Record list:
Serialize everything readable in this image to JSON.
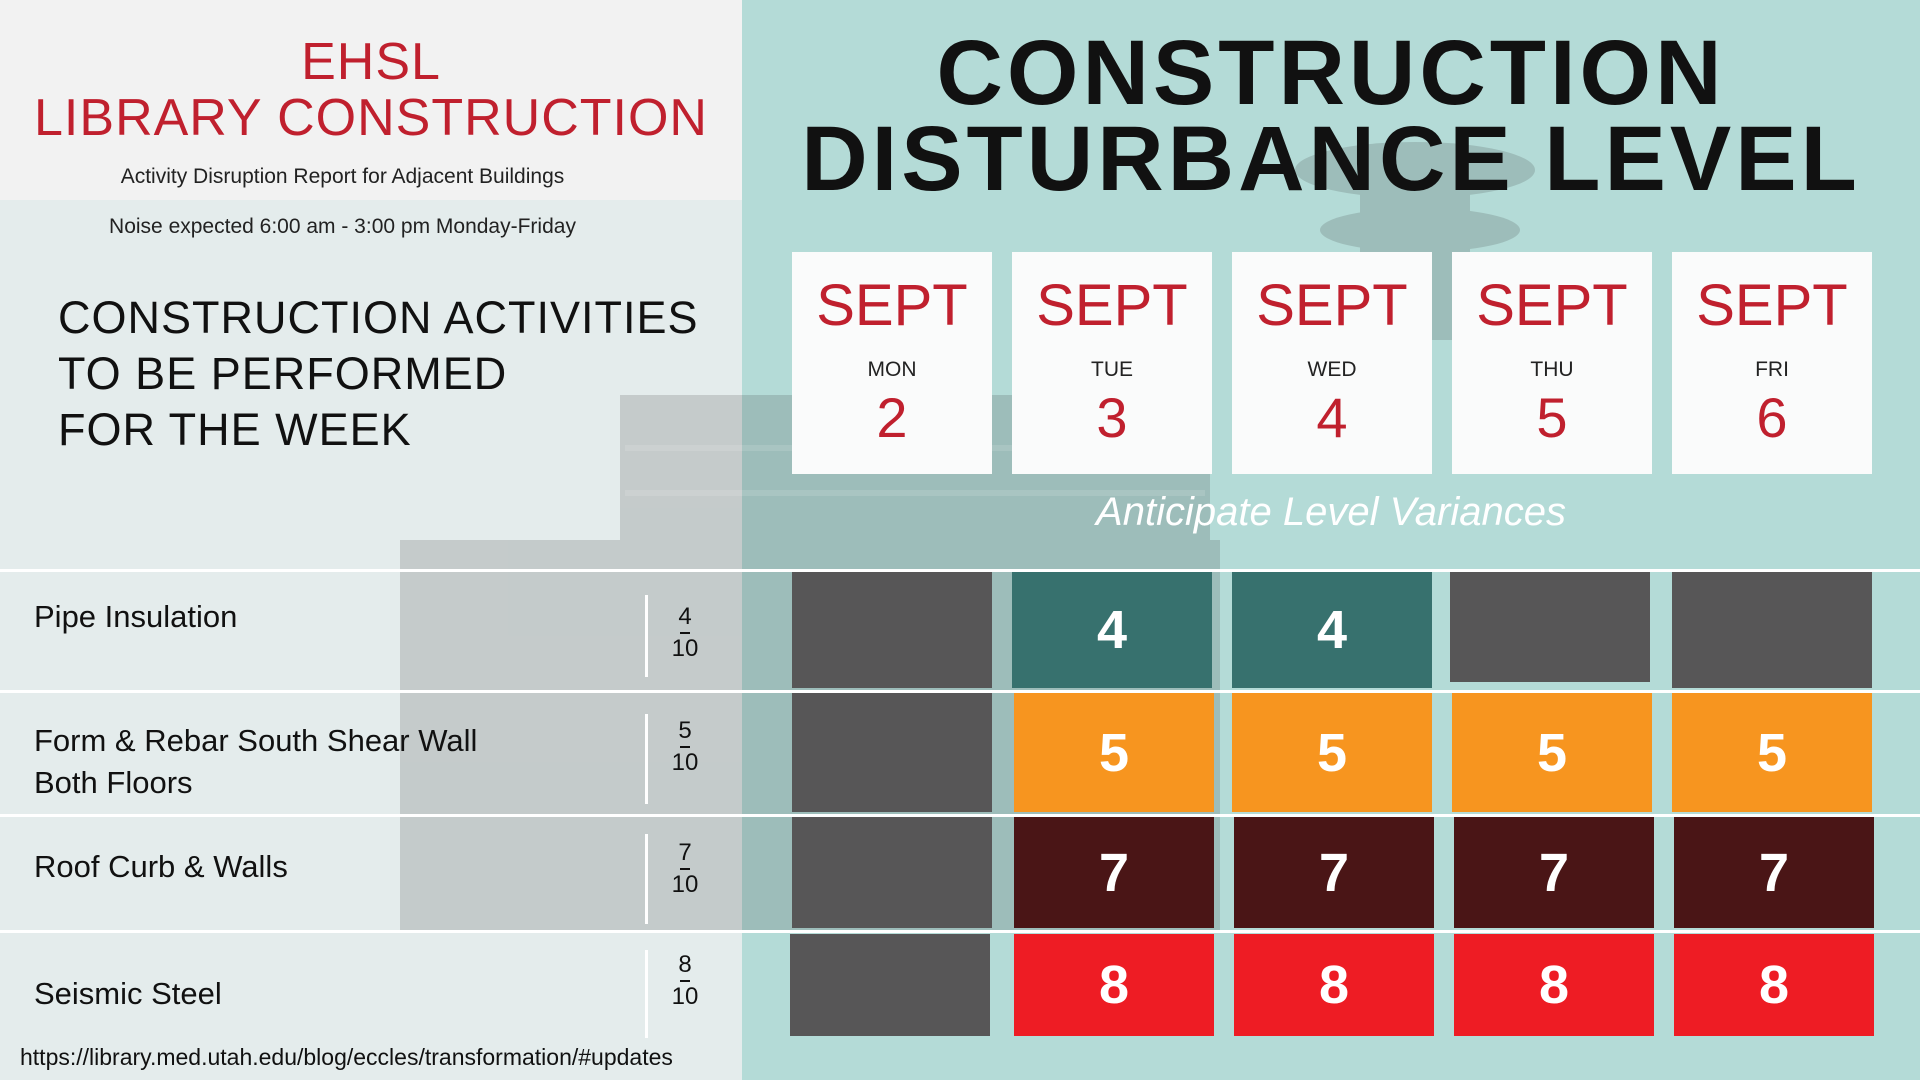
{
  "header": {
    "title_line1": "EHSL",
    "title_line2": "LIBRARY CONSTRUCTION",
    "subtitle": "Activity Disruption Report for Adjacent Buildings",
    "noise_note": "Noise expected 6:00 am - 3:00 pm Monday-Friday"
  },
  "activities_heading": {
    "line1": "CONSTRUCTION ACTIVITIES",
    "line2": "TO BE PERFORMED",
    "line3": "FOR THE WEEK"
  },
  "main_title": {
    "line1": "CONSTRUCTION",
    "line2": "DISTURBANCE LEVEL"
  },
  "days": [
    {
      "month": "SEPT",
      "dow": "MON",
      "num": "2"
    },
    {
      "month": "SEPT",
      "dow": "TUE",
      "num": "3"
    },
    {
      "month": "SEPT",
      "dow": "WED",
      "num": "4"
    },
    {
      "month": "SEPT",
      "dow": "THU",
      "num": "5"
    },
    {
      "month": "SEPT",
      "dow": "FRI",
      "num": "6"
    }
  ],
  "variances_note": "Anticipate Level Variances",
  "activities": [
    {
      "label_line1": "Pipe Insulation",
      "label_line2": "",
      "score": "4",
      "out_of": "10",
      "cells": [
        "",
        "4",
        "4",
        "",
        ""
      ]
    },
    {
      "label_line1": "Form & Rebar South Shear Wall",
      "label_line2": "Both Floors",
      "score": "5",
      "out_of": "10",
      "cells": [
        "",
        "5",
        "5",
        "5",
        "5"
      ]
    },
    {
      "label_line1": "Roof Curb & Walls",
      "label_line2": "",
      "score": "7",
      "out_of": "10",
      "cells": [
        "",
        "7",
        "7",
        "7",
        "7"
      ]
    },
    {
      "label_line1": "Seismic Steel",
      "label_line2": "",
      "score": "8",
      "out_of": "10",
      "cells": [
        "",
        "8",
        "8",
        "8",
        "8"
      ]
    }
  ],
  "colors": {
    "accent_red": "#c0202e",
    "inactive": "#575657",
    "level_4": "#37716e",
    "level_5": "#f7951f",
    "level_7": "#4a1516",
    "level_8": "#ee1c24"
  },
  "footer": {
    "url": "https://library.med.utah.edu/blog/eccles/transformation/#updates"
  }
}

Given task: Print each record exactly as it stands, leaving the images out.

Solution:
Serialize everything readable in this image to JSON.
{
  "header": {
    "title_line1": "EHSL",
    "title_line2": "LIBRARY CONSTRUCTION",
    "subtitle": "Activity Disruption Report for Adjacent Buildings",
    "noise_note": "Noise expected 6:00 am - 3:00 pm Monday-Friday"
  },
  "activities_heading": {
    "line1": "CONSTRUCTION ACTIVITIES",
    "line2": "TO BE PERFORMED",
    "line3": "FOR THE WEEK"
  },
  "main_title": {
    "line1": "CONSTRUCTION",
    "line2": "DISTURBANCE LEVEL"
  },
  "days": [
    {
      "month": "SEPT",
      "dow": "MON",
      "num": "2"
    },
    {
      "month": "SEPT",
      "dow": "TUE",
      "num": "3"
    },
    {
      "month": "SEPT",
      "dow": "WED",
      "num": "4"
    },
    {
      "month": "SEPT",
      "dow": "THU",
      "num": "5"
    },
    {
      "month": "SEPT",
      "dow": "FRI",
      "num": "6"
    }
  ],
  "variances_note": "Anticipate Level Variances",
  "activities": [
    {
      "label_line1": "Pipe Insulation",
      "label_line2": "",
      "score": "4",
      "out_of": "10",
      "cells": [
        "",
        "4",
        "4",
        "",
        ""
      ]
    },
    {
      "label_line1": "Form & Rebar South Shear Wall",
      "label_line2": "Both Floors",
      "score": "5",
      "out_of": "10",
      "cells": [
        "",
        "5",
        "5",
        "5",
        "5"
      ]
    },
    {
      "label_line1": "Roof Curb & Walls",
      "label_line2": "",
      "score": "7",
      "out_of": "10",
      "cells": [
        "",
        "7",
        "7",
        "7",
        "7"
      ]
    },
    {
      "label_line1": "Seismic Steel",
      "label_line2": "",
      "score": "8",
      "out_of": "10",
      "cells": [
        "",
        "8",
        "8",
        "8",
        "8"
      ]
    }
  ],
  "colors": {
    "accent_red": "#c0202e",
    "inactive": "#575657",
    "level_4": "#37716e",
    "level_5": "#f7951f",
    "level_7": "#4a1516",
    "level_8": "#ee1c24"
  },
  "footer": {
    "url": "https://library.med.utah.edu/blog/eccles/transformation/#updates"
  }
}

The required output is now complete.